▶ [Excerpted data]:

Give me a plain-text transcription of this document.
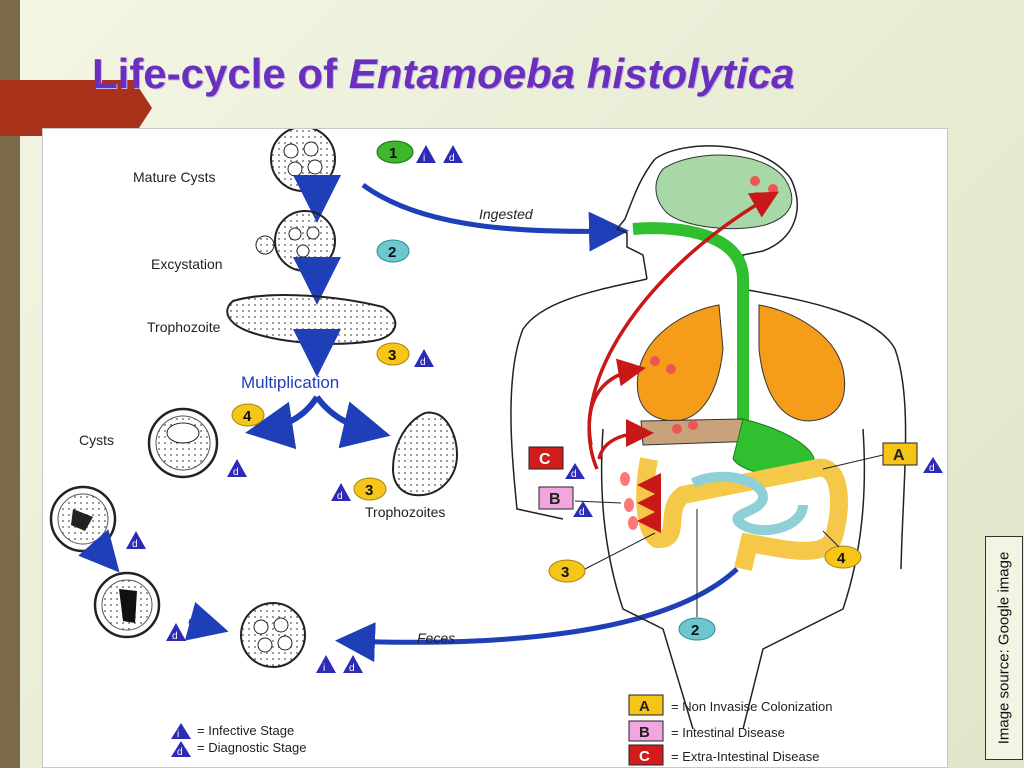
Life-cycle of Entamoeba histolytica
Mature Cysts
1	i d
Excystation
2
Trophozoite
3 d
Multiplication
4
Cysts
d
d 3
Trophozoites
d
d
i d
Ingested
Feces
C
d
B
d
A
d
3
4
2
i = Infective Stage
d = Diagnostic Stage
A = Non Invasise Colonization
B = Intestinal Disease
C = Extra-Intestinal Disease
Image source: Google image
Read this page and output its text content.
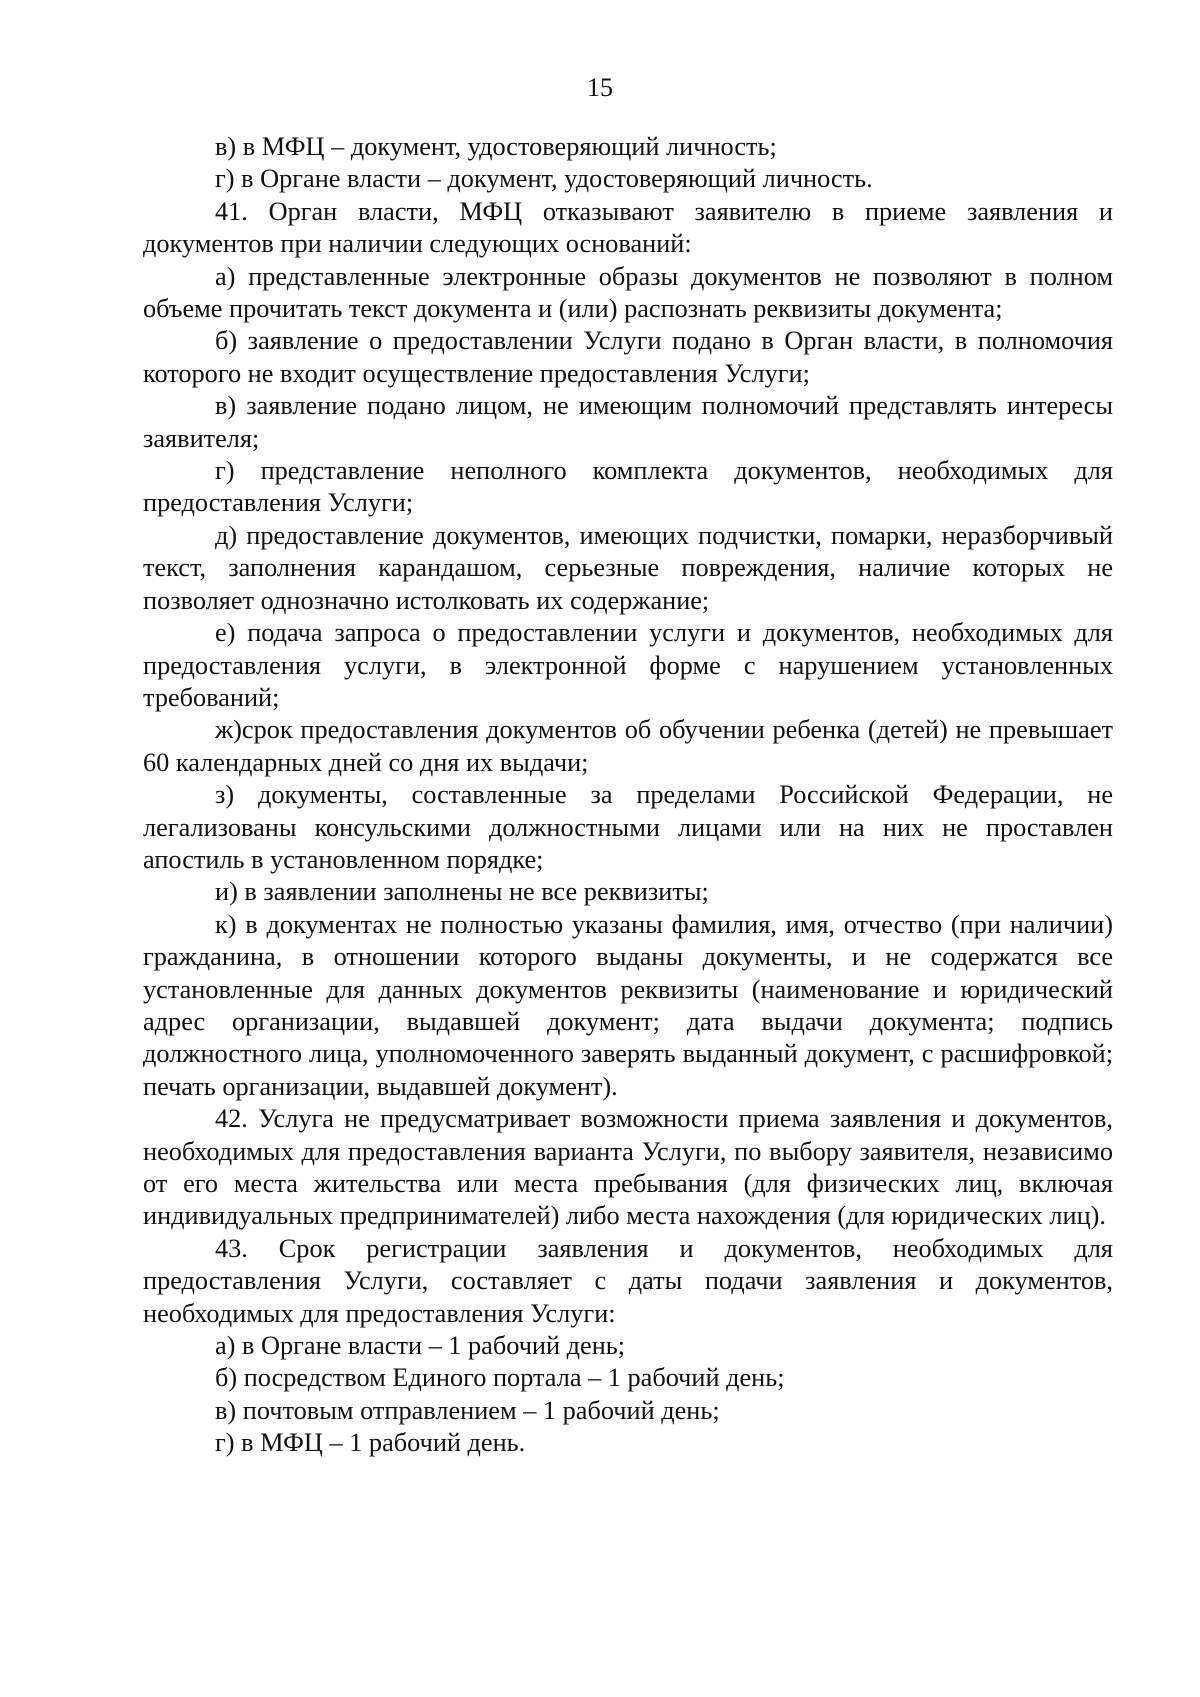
15

в) в МФЦ – документ, удостоверяющий личность;

г) в Органе власти – документ, удостоверяющий личность.

41. Орган власти, МФЦ отказывают заявителю в приеме заявления и документов при наличии следующих оснований:

а) представленные электронные образы документов не позволяют в полном объеме прочитать текст документа и (или) распознать реквизиты документа;

б) заявление о предоставлении Услуги подано в Орган власти, в полномочия которого не входит осуществление предоставления Услуги;

в) заявление подано лицом, не имеющим полномочий представлять интересы заявителя;

г) представление неполного комплекта документов, необходимых для предоставления Услуги;

д) предоставление документов, имеющих подчистки, помарки, неразборчивый текст, заполнения карандашом, серьезные повреждения, наличие которых не позволяет однозначно истолковать их содержание;

е) подача запроса о предоставлении услуги и документов, необходимых для предоставления услуги, в электронной форме с нарушением установленных требований;

ж)срок предоставления документов об обучении ребенка (детей) не превышает 60 календарных дней со дня их выдачи;

з) документы, составленные за пределами Российской Федерации, не легализованы консульскими должностными лицами или на них не проставлен апостиль в установленном порядке;

и) в заявлении заполнены не все реквизиты;

к) в документах не полностью указаны фамилия, имя, отчество (при наличии) гражданина, в отношении которого выданы документы, и не содержатся все установленные для данных документов реквизиты (наименование и юридический адрес организации, выдавшей документ; дата выдачи документа; подпись должностного лица, уполномоченного заверять выданный документ, с расшифровкой; печать организации, выдавшей документ).

42. Услуга не предусматривает возможности приема заявления и документов, необходимых для предоставления варианта Услуги, по выбору заявителя, независимо от его места жительства или места пребывания (для физических лиц, включая индивидуальных предпринимателей) либо места нахождения (для юридических лиц).

43. Срок регистрации заявления и документов, необходимых для предоставления Услуги, составляет с даты подачи заявления и документов, необходимых для предоставления Услуги:

а) в Органе власти – 1 рабочий день;

б) посредством Единого портала – 1 рабочий день;

в) почтовым отправлением – 1 рабочий день;

г) в МФЦ – 1 рабочий день.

▶ [What you have to do]: Check each line above for the string "Органе" and report how many lines have it, giving only the number.

▶ [Reply]: 2